**What you have to do:** Look through the material below for "text". Copy every line that contains it.

**Dataset records:**
-=-=-=-=-
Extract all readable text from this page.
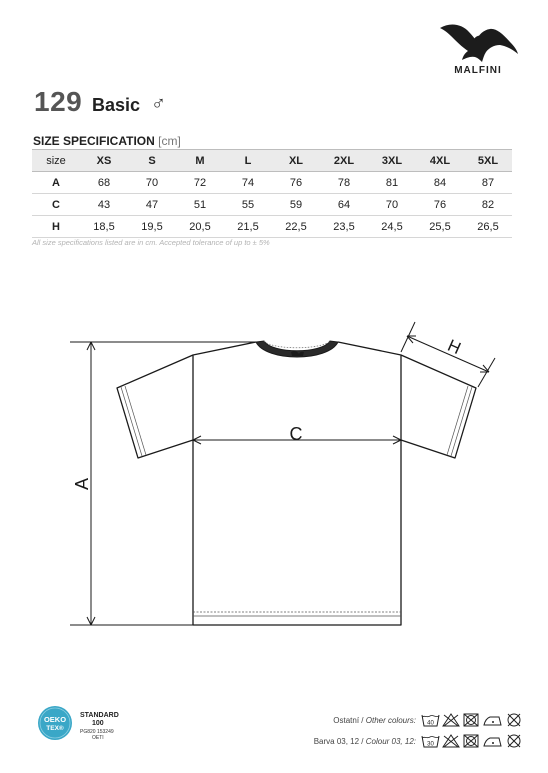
MALFINI
129 Basic ♂
SIZE SPECIFICATION [cm]
size	XS	S	M	L	XL	2XL	3XL	4XL	5XL
A	68	70	72	74	76	78	81	84	87
C	43	47	51	55	59	64	70	76	82
H	18,5	19,5	20,5	21,5	22,5	23,5	24,5	25,5	26,5
All size specifications listed are in cm. Accepted tolerance of up to ± 5%
A
C
H
OEKO
TEX®
STANDARD
100
PG820 153249
OETI
Ostatní / Other colours:
Barva 03, 12 / Colour 03, 12:
40
30
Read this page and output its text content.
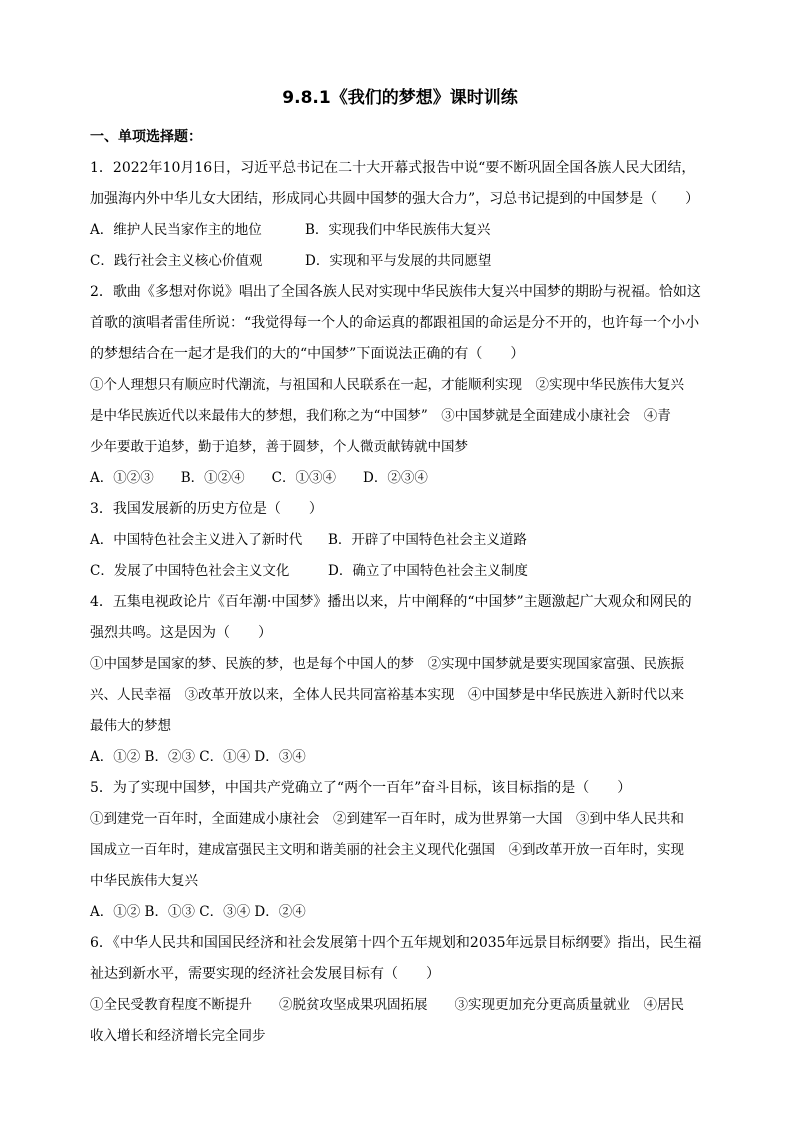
9.8.1《我们的梦想》课时训练
一、单项选择题：
1．2022年10月16日，习近平总书记在二十大开幕式报告中说“要不断巩固全国各族人民大团结，
加强海内外中华儿女大团结，形成同心共圆中国梦的强大合力”，习总书记提到的中国梦是（　　）
A．维护人民当家作主的地位	B．实现我们中华民族伟大复兴
C．践行社会主义核心价值观	D．实现和平与发展的共同愿望
2．歌曲《多想对你说》唱出了全国各族人民对实现中华民族伟大复兴中国梦的期盼与祝福。恰如这
首歌的演唱者雷佳所说：“我觉得每一个人的命运真的都跟祖国的命运是分不开的，也许每一个小小
的梦想结合在一起才是我们的大的“中国梦”下面说法正确的有（　　）
①个人理想只有顺应时代潮流，与祖国和人民联系在一起，才能顺利实现　②实现中华民族伟大复兴
是中华民族近代以来最伟大的梦想，我们称之为“中国梦”　③中国梦就是全面建成小康社会　④青
少年要敢于追梦，勤于追梦，善于圆梦，个人微贡献铸就中国梦
A．①②③　　B．①②④　　C．①③④　　D．②③④
3．我国发展新的历史方位是（　　）
A．中国特色社会主义进入了新时代 B．开辟了中国特色社会主义道路
C．发展了中国特色社会主义文化	D．确立了中国特色社会主义制度
4．五集电视政论片《百年潮·中国梦》播出以来，片中阐释的“中国梦”主题激起广大观众和网民的
强烈共鸣。这是因为（　　）
①中国梦是国家的梦、民族的梦，也是每个中国人的梦　②实现中国梦就是要实现国家富强、民族振
兴、人民幸福　③改革开放以来，全体人民共同富裕基本实现　④中国梦是中华民族进入新时代以来
最伟大的梦想
A．①② B．②③ C．①④ D．③④
5．为了实现中国梦，中国共产党确立了“两个一百年”奋斗目标，该目标指的是（　　）
①到建党一百年时，全面建成小康社会　②到建军一百年时，成为世界第一大国　③到中华人民共和
国成立一百年时，建成富强民主文明和谐美丽的社会主义现代化强国　④到改革开放一百年时，实现
中华民族伟大复兴
A．①② B．①③ C．③④ D．②④
6．《中华人民共和国国民经济和社会发展第十四个五年规划和2035年远景目标纲要》指出，民生福
祉达到新水平，需要实现的经济社会发展目标有（　　）
①全民受教育程度不断提升　　②脱贫攻坚成果巩固拓展　　③实现更加充分更高质量就业　④居民
收入增长和经济增长完全同步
-=-=-=-=-
**Response to this task:**
Extract all readable text from this page.
Read this page and output its text content.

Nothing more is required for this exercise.